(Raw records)
--------------------------------

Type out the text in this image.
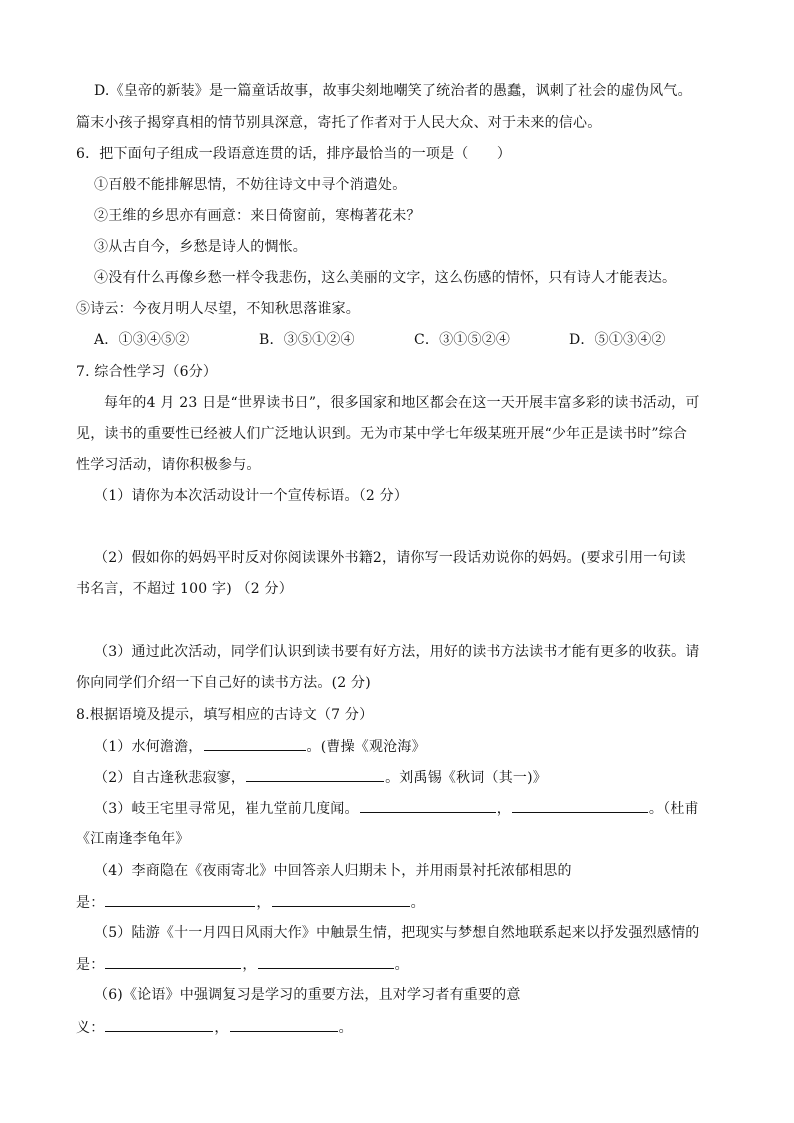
D.《皇帝的新装》是一篇童话故事，故事尖刻地嘲笑了统治者的愚蠢，讽刺了社会的虚伪风气。
篇末小孩子揭穿真相的情节别具深意，寄托了作者对于人民大众、对于未来的信心。
6．把下面句子组成一段语意连贯的话，排序最恰当的一项是（　　）
①百般不能排解思情，不妨往诗文中寻个消遣处。
②王维的乡思亦有画意：来日倚窗前，寒梅著花未？
③从古自今，乡愁是诗人的惆怅。
④没有什么再像乡愁一样令我悲伤，这么美丽的文字，这么伤感的情怀，只有诗人才能表达。
⑤诗云：今夜月明人尽望，不知秋思落谁家。
A．①③④⑤②	B．③⑤①②④	C．③①⑤②④	D．⑤①③④②
7. 综合性学习（6分）
每年的4 月 23 日是“世界读书日”，很多国家和地区都会在这一天开展丰富多彩的读书活动，可
见，读书的重要性已经被人们广泛地认识到。无为市某中学七年级某班开展“少年正是读书时”综合
性学习活动，请你积极参与。
（1）请你为本次活动设计一个宣传标语。（2 分）
（2）假如你的妈妈平时反对你阅读课外书籍2，请你写一段话劝说你的妈妈。(要求引用一句读
书名言，不超过 100 字) （2 分）
（3）通过此次活动，同学们认识到读书要有好方法，用好的读书方法读书才能有更多的收获。请
你向同学们介绍一下自己好的读书方法。(2 分)
8.根据语境及提示，填写相应的古诗文（7 分）
（1）水何澹澹，	。(曹操《观沧海》
（2）自古逢秋悲寂寥，	。刘禹锡《秋词（其一)》
（3）岐王宅里寻常见，崔九堂前几度闻。	，	。（杜甫
《江南逢李龟年》
（4）李商隐在《夜雨寄北》中回答亲人归期未卜，并用雨景衬托浓郁相思的
是：	，	。
（5）陆游《十一月四日风雨大作》中触景生情，把现实与梦想自然地联系起来以抒发强烈感情的
是：	，	。
（6)《论语》中强调复习是学习的重要方法，且对学习者有重要的意
义：	，	。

--------------------------------

§ **TASK DESCRIPTION**
Quote the data above in full, leaving out the pictures it holds.

§ **SOLUTION FOR THIS TASK**
Type out the text in this image.
D.《皇帝的新装》是一篇童话故事，故事尖刻地嘲笑了统治者的愚蠢，讽刺了社会的虚伪风气。
篇末小孩子揭穿真相的情节别具深意，寄托了作者对于人民大众、对于未来的信心。
6．把下面句子组成一段语意连贯的话，排序最恰当的一项是（　　）
①百般不能排解思情，不妨往诗文中寻个消遣处。
②王维的乡思亦有画意：来日倚窗前，寒梅著花未？
③从古自今，乡愁是诗人的惆怅。
④没有什么再像乡愁一样令我悲伤，这么美丽的文字，这么伤感的情怀，只有诗人才能表达。
⑤诗云：今夜月明人尽望，不知秋思落谁家。
A．①③④⑤②	B．③⑤①②④	C．③①⑤②④	D．⑤①③④②
7. 综合性学习（6分）
每年的4 月 23 日是“世界读书日”，很多国家和地区都会在这一天开展丰富多彩的读书活动，可
见，读书的重要性已经被人们广泛地认识到。无为市某中学七年级某班开展“少年正是读书时”综合
性学习活动，请你积极参与。
（1）请你为本次活动设计一个宣传标语。（2 分）
（2）假如你的妈妈平时反对你阅读课外书籍2，请你写一段话劝说你的妈妈。(要求引用一句读
书名言，不超过 100 字) （2 分）
（3）通过此次活动，同学们认识到读书要有好方法，用好的读书方法读书才能有更多的收获。请
你向同学们介绍一下自己好的读书方法。(2 分)
8.根据语境及提示，填写相应的古诗文（7 分）
（1）水何澹澹，	。(曹操《观沧海》
（2）自古逢秋悲寂寥，	。刘禹锡《秋词（其一)》
（3）岐王宅里寻常见，崔九堂前几度闻。	，	。（杜甫
《江南逢李龟年》
（4）李商隐在《夜雨寄北》中回答亲人归期未卜，并用雨景衬托浓郁相思的
是：	，	。
（5）陆游《十一月四日风雨大作》中触景生情，把现实与梦想自然地联系起来以抒发强烈感情的
是：	，	。
（6)《论语》中强调复习是学习的重要方法，且对学习者有重要的意
义：	，	。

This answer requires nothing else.